■ **WHAT THIS TASK INVOLVES**:
Exclude the pictures and return every line exactly as written.

Stored records:
§ §
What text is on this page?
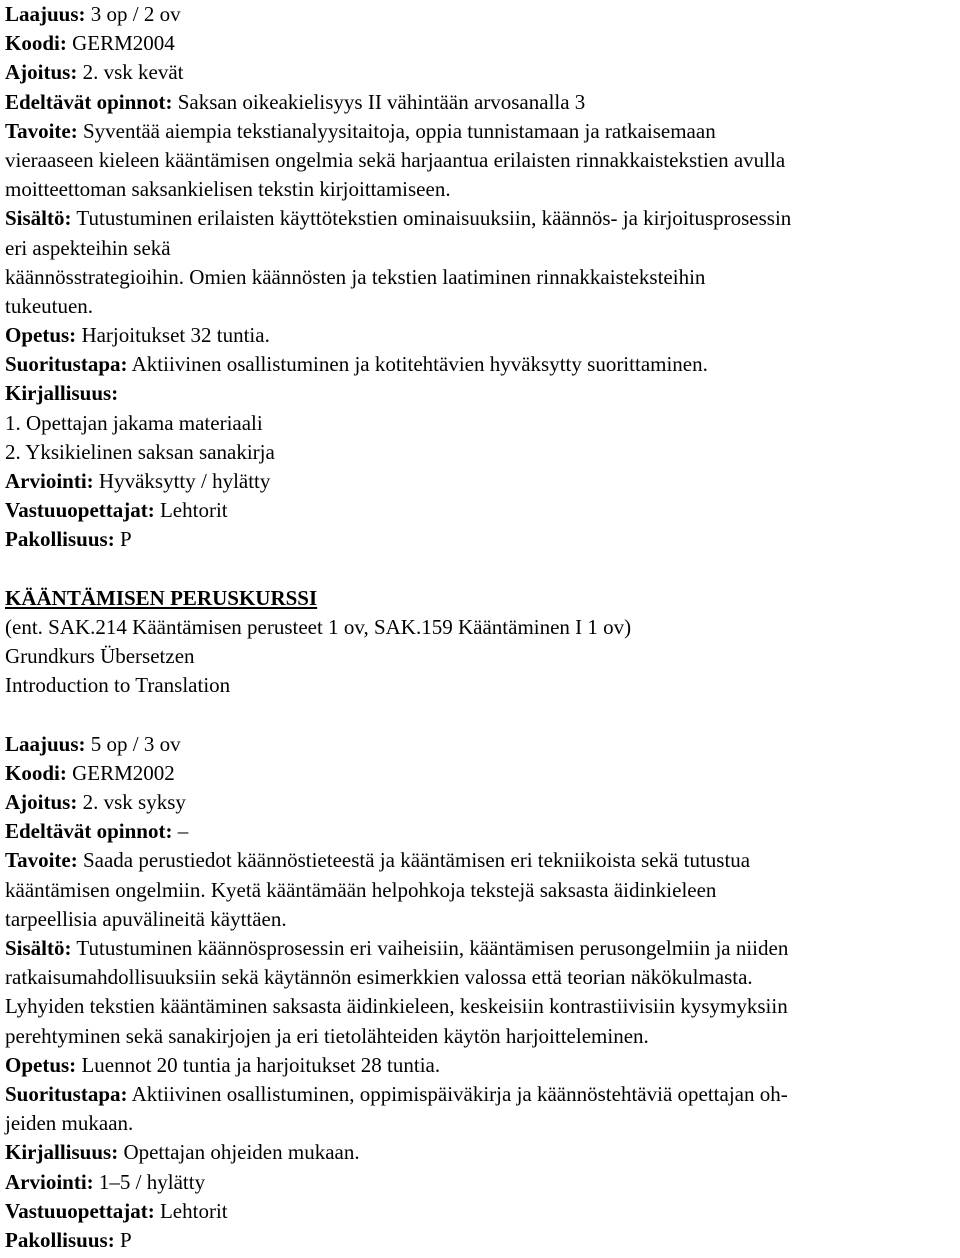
Laajuus: 3 op / 2 ov
Koodi: GERM2004
Ajoitus: 2. vsk kevät
Edeltävät opinnot: Saksan oikeakielisyys II vähintään arvosanalla 3
Tavoite: Syventää aiempia tekstianalyysitaitoja, oppia tunnistamaan ja ratkaisemaan
vieraaseen kieleen kääntämisen ongelmia sekä harjaantua erilaisten rinnakkaistekstien avulla
moitteettoman saksankielisen tekstin kirjoittamiseen.
Sisältö: Tutustuminen erilaisten käyttötekstien ominaisuuksiin, käännös- ja kirjoitusprosessin
eri aspekteihin sekä
käännösstrategioihin. Omien käännösten ja tekstien laatiminen rinnakkaisteksteihin
tukeutuen.
Opetus: Harjoitukset 32 tuntia.
Suoritustapa: Aktiivinen osallistuminen ja kotitehtävien hyväksytty suorittaminen.
Kirjallisuus:
1. Opettajan jakama materiaali
2. Yksikielinen saksan sanakirja
Arviointi: Hyväksytty / hylätty
Vastuuopettajat: Lehtorit
Pakollisuus: P
KÄÄNTÄMISEN PERUSKURSSI
(ent. SAK.214 Kääntämisen perusteet 1 ov, SAK.159 Kääntäminen I 1 ov)
Grundkurs Übersetzen
Introduction to Translation
Laajuus: 5 op / 3 ov
Koodi: GERM2002
Ajoitus: 2. vsk syksy
Edeltävät opinnot: –
Tavoite: Saada perustiedot käännöstieteestä ja kääntämisen eri tekniikoista sekä tutustua
kääntämisen ongelmiin. Kyetä kääntämään helpohkoja tekstejä saksasta äidinkieleen
tarpeellisia apuvälineitä käyttäen.
Sisältö: Tutustuminen käännösprosessin eri vaiheisiin, kääntämisen perusongelmiin ja niiden
ratkaisumahdollisuuksiin sekä käytännön esimerkkien valossa että teorian näkökulmasta.
Lyhyiden tekstien kääntäminen saksasta äidinkieleen, keskeisiin kontrastiivisiin kysymyksiin
perehtyminen sekä sanakirjojen ja eri tietolähteiden käytön harjoitteleminen.
Opetus: Luennot 20 tuntia ja harjoitukset 28 tuntia.
Suoritustapa: Aktiivinen osallistuminen, oppimispäiväkirja ja käännöstehtäviä opettajan oh-
jeiden mukaan.
Kirjallisuus: Opettajan ohjeiden mukaan.
Arviointi: 1–5 / hylätty
Vastuuopettajat: Lehtorit
Pakollisuus: P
§ §
■ **OUTPUT OF THE EXERCISE**:
What text is on this page?
Laajuus: 3 op / 2 ov
Koodi: GERM2004
Ajoitus: 2. vsk kevät
Edeltävät opinnot: Saksan oikeakielisyys II vähintään arvosanalla 3
Tavoite: Syventää aiempia tekstianalyysitaitoja, oppia tunnistamaan ja ratkaisemaan
vieraaseen kieleen kääntämisen ongelmia sekä harjaantua erilaisten rinnakkaistekstien avulla
moitteettoman saksankielisen tekstin kirjoittamiseen.
Sisältö: Tutustuminen erilaisten käyttötekstien ominaisuuksiin, käännös- ja kirjoitusprosessin
eri aspekteihin sekä
käännösstrategioihin. Omien käännösten ja tekstien laatiminen rinnakkaisteksteihin
tukeutuen.
Opetus: Harjoitukset 32 tuntia.
Suoritustapa: Aktiivinen osallistuminen ja kotitehtävien hyväksytty suorittaminen.
Kirjallisuus:
1. Opettajan jakama materiaali
2. Yksikielinen saksan sanakirja
Arviointi: Hyväksytty / hylätty
Vastuuopettajat: Lehtorit
Pakollisuus: P
KÄÄNTÄMISEN PERUSKURSSI
(ent. SAK.214 Kääntämisen perusteet 1 ov, SAK.159 Kääntäminen I 1 ov)
Grundkurs Übersetzen
Introduction to Translation
Laajuus: 5 op / 3 ov
Koodi: GERM2002
Ajoitus: 2. vsk syksy
Edeltävät opinnot: –
Tavoite: Saada perustiedot käännöstieteestä ja kääntämisen eri tekniikoista sekä tutustua
kääntämisen ongelmiin. Kyetä kääntämään helpohkoja tekstejä saksasta äidinkieleen
tarpeellisia apuvälineitä käyttäen.
Sisältö: Tutustuminen käännösprosessin eri vaiheisiin, kääntämisen perusongelmiin ja niiden
ratkaisumahdollisuuksiin sekä käytännön esimerkkien valossa että teorian näkökulmasta.
Lyhyiden tekstien kääntäminen saksasta äidinkieleen, keskeisiin kontrastiivisiin kysymyksiin
perehtyminen sekä sanakirjojen ja eri tietolähteiden käytön harjoitteleminen.
Opetus: Luennot 20 tuntia ja harjoitukset 28 tuntia.
Suoritustapa: Aktiivinen osallistuminen, oppimispäiväkirja ja käännöstehtäviä opettajan oh-
jeiden mukaan.
Kirjallisuus: Opettajan ohjeiden mukaan.
Arviointi: 1–5 / hylätty
Vastuuopettajat: Lehtorit
Pakollisuus: P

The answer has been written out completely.